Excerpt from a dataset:
►

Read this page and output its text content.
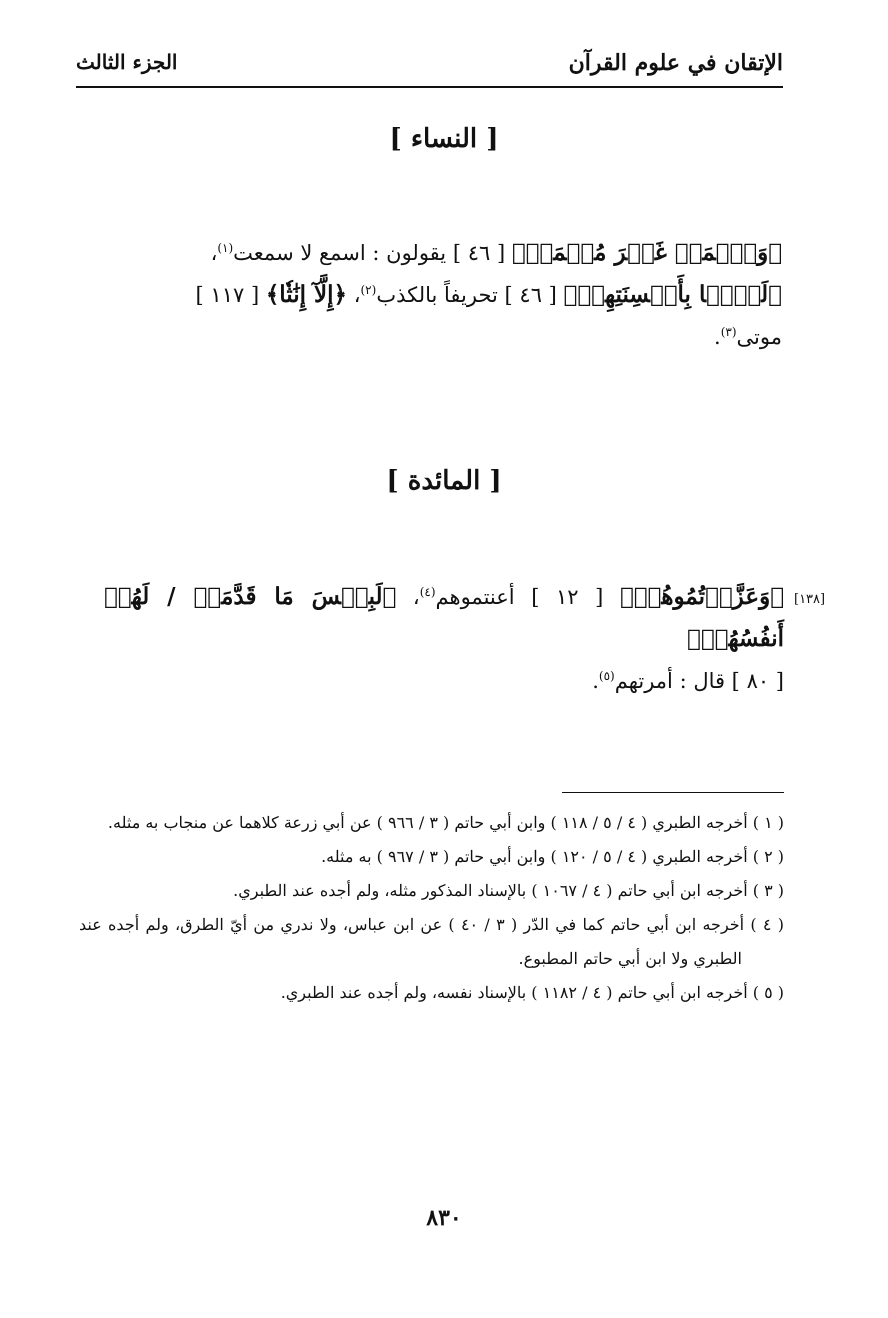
الإتقان في علوم القرآن
الجزء الثالث
[ النساء ]

﴿وَٱسۡمَعۡ غَيۡرَ مُسۡمَعٖ﴾ [ ٤٦ ] يقولون : اسمع لا سمعت$^{(١)}$،

﴿لَيَّۢا بِأَلۡسِنَتِهِمۡ﴾ [ ٤٦ ] تحريفاً بالكذب$^{(٢)}$، ﴿إِلَّآ إِنَٰثٗا﴾ [ ١١٧ ]

موتى$^{(٣)}$.

[ المائدة ]
[١٣٨]

﴿وَعَزَّرۡتُمُوهُمۡ﴾ [ ١٢ ] أعنتموهم$^{(٤)}$، ﴿لَبِئۡسَ مَا قَدَّمَتۡ / لَهُمۡ أَنفُسُهُمۡ﴾

[ ٨٠ ] قال : أمرتهم$^{(٥)}$.

( ١ ) أخرجه الطبري ( ٤ / ٥ / ١١٨ ) وابن أبي حاتم ( ٣ / ٩٦٦ ) عن أبي زرعة كلاهما عن منجاب به مثله.
( ٢ ) أخرجه الطبري ( ٤ / ٥ / ١٢٠ ) وابن أبي حاتم ( ٣ / ٩٦٧ ) به مثله.
( ٣ ) أخرجه ابن أبي حاتم ( ٤ / ١٠٦٧ ) بالإسناد المذكور مثله، ولم أجده عند الطبري.
( ٤ ) أخرجه ابن أبي حاتم كما في الدّر ( ٣ / ٤٠ ) عن ابن عباس، ولا ندري من أيّ الطرق، ولم أجده عند الطبري ولا ابن أبي حاتم المطبوع.
( ٥ ) أخرجه ابن أبي حاتم ( ٤ / ١١٨٢ ) بالإسناد نفسه، ولم أجده عند الطبري.
٨٣٠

◄

▶ **EXERCISE GOAL**: Without including any picture, repeat the data exactly.

▶ **OUTPUT OF THE EXERCISE**:
Read this page and output its text content.
الإتقان في علوم القرآن
الجزء الثالث
[ النساء ]

﴿وَٱسۡمَعۡ غَيۡرَ مُسۡمَعٖ﴾ [ ٤٦ ] يقولون : اسمع لا سمعت$^{(١)}$،

﴿لَيَّۢا بِأَلۡسِنَتِهِمۡ﴾ [ ٤٦ ] تحريفاً بالكذب$^{(٢)}$، ﴿إِلَّآ إِنَٰثٗا﴾ [ ١١٧ ]

موتى$^{(٣)}$.

[ المائدة ]
[١٣٨]

﴿وَعَزَّرۡتُمُوهُمۡ﴾ [ ١٢ ] أعنتموهم$^{(٤)}$، ﴿لَبِئۡسَ مَا قَدَّمَتۡ / لَهُمۡ أَنفُسُهُمۡ﴾

[ ٨٠ ] قال : أمرتهم$^{(٥)}$.

( ١ ) أخرجه الطبري ( ٤ / ٥ / ١١٨ ) وابن أبي حاتم ( ٣ / ٩٦٦ ) عن أبي زرعة كلاهما عن منجاب به مثله.
( ٢ ) أخرجه الطبري ( ٤ / ٥ / ١٢٠ ) وابن أبي حاتم ( ٣ / ٩٦٧ ) به مثله.
( ٣ ) أخرجه ابن أبي حاتم ( ٤ / ١٠٦٧ ) بالإسناد المذكور مثله، ولم أجده عند الطبري.
( ٤ ) أخرجه ابن أبي حاتم كما في الدّر ( ٣ / ٤٠ ) عن ابن عباس، ولا ندري من أيّ الطرق، ولم أجده عند الطبري ولا ابن أبي حاتم المطبوع.
( ٥ ) أخرجه ابن أبي حاتم ( ٤ / ١١٨٢ ) بالإسناد نفسه، ولم أجده عند الطبري.
٨٣٠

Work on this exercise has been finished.